▶ **DIRECTIONS**
Return all of the entries word for word, but omit the pictures they contain.

▶ **SUPPLIED DATA**
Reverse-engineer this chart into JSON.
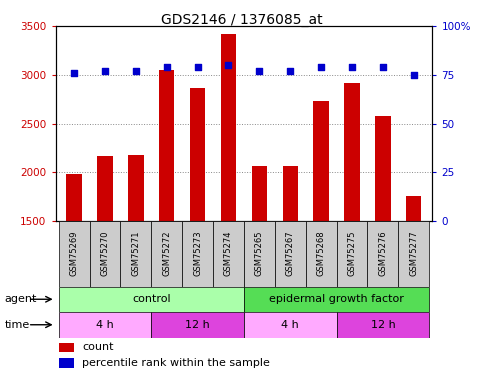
{
  "title": "GDS2146 / 1376085_at",
  "samples": [
    "GSM75269",
    "GSM75270",
    "GSM75271",
    "GSM75272",
    "GSM75273",
    "GSM75274",
    "GSM75265",
    "GSM75267",
    "GSM75268",
    "GSM75275",
    "GSM75276",
    "GSM75277"
  ],
  "counts": [
    1980,
    2170,
    2180,
    3050,
    2870,
    3420,
    2060,
    2060,
    2730,
    2920,
    2580,
    1760
  ],
  "percentiles": [
    76,
    77,
    77,
    79,
    79,
    80,
    77,
    77,
    79,
    79,
    79,
    75
  ],
  "ylim_left": [
    1500,
    3500
  ],
  "ylim_right": [
    0,
    100
  ],
  "yticks_left": [
    1500,
    2000,
    2500,
    3000,
    3500
  ],
  "yticks_right": [
    0,
    25,
    50,
    75,
    100
  ],
  "bar_color": "#cc0000",
  "dot_color": "#0000cc",
  "agent_groups": [
    {
      "label": "control",
      "start": 0,
      "end": 6,
      "color": "#aaffaa"
    },
    {
      "label": "epidermal growth factor",
      "start": 6,
      "end": 12,
      "color": "#55dd55"
    }
  ],
  "time_groups": [
    {
      "label": "4 h",
      "start": 0,
      "end": 3,
      "color": "#ffaaff"
    },
    {
      "label": "12 h",
      "start": 3,
      "end": 6,
      "color": "#dd44dd"
    },
    {
      "label": "4 h",
      "start": 6,
      "end": 9,
      "color": "#ffaaff"
    },
    {
      "label": "12 h",
      "start": 9,
      "end": 12,
      "color": "#dd44dd"
    }
  ],
  "bar_width": 0.5,
  "grid_color": "#888888",
  "plot_bg": "#ffffff",
  "label_bg": "#cccccc",
  "tick_fontsize": 7.5,
  "title_fontsize": 10,
  "sample_fontsize": 6,
  "row_fontsize": 8,
  "legend_fontsize": 8
}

▶ **SOLUTION FOR THIS EXERCISE**
Reverse-engineer this chart into JSON.
{
  "title": "GDS2146 / 1376085_at",
  "samples": [
    "GSM75269",
    "GSM75270",
    "GSM75271",
    "GSM75272",
    "GSM75273",
    "GSM75274",
    "GSM75265",
    "GSM75267",
    "GSM75268",
    "GSM75275",
    "GSM75276",
    "GSM75277"
  ],
  "counts": [
    1980,
    2170,
    2180,
    3050,
    2870,
    3420,
    2060,
    2060,
    2730,
    2920,
    2580,
    1760
  ],
  "percentiles": [
    76,
    77,
    77,
    79,
    79,
    80,
    77,
    77,
    79,
    79,
    79,
    75
  ],
  "ylim_left": [
    1500,
    3500
  ],
  "ylim_right": [
    0,
    100
  ],
  "yticks_left": [
    1500,
    2000,
    2500,
    3000,
    3500
  ],
  "yticks_right": [
    0,
    25,
    50,
    75,
    100
  ],
  "bar_color": "#cc0000",
  "dot_color": "#0000cc",
  "agent_groups": [
    {
      "label": "control",
      "start": 0,
      "end": 6,
      "color": "#aaffaa"
    },
    {
      "label": "epidermal growth factor",
      "start": 6,
      "end": 12,
      "color": "#55dd55"
    }
  ],
  "time_groups": [
    {
      "label": "4 h",
      "start": 0,
      "end": 3,
      "color": "#ffaaff"
    },
    {
      "label": "12 h",
      "start": 3,
      "end": 6,
      "color": "#dd44dd"
    },
    {
      "label": "4 h",
      "start": 6,
      "end": 9,
      "color": "#ffaaff"
    },
    {
      "label": "12 h",
      "start": 9,
      "end": 12,
      "color": "#dd44dd"
    }
  ],
  "bar_width": 0.5,
  "grid_color": "#888888",
  "plot_bg": "#ffffff",
  "label_bg": "#cccccc",
  "tick_fontsize": 7.5,
  "title_fontsize": 10,
  "sample_fontsize": 6,
  "row_fontsize": 8,
  "legend_fontsize": 8
}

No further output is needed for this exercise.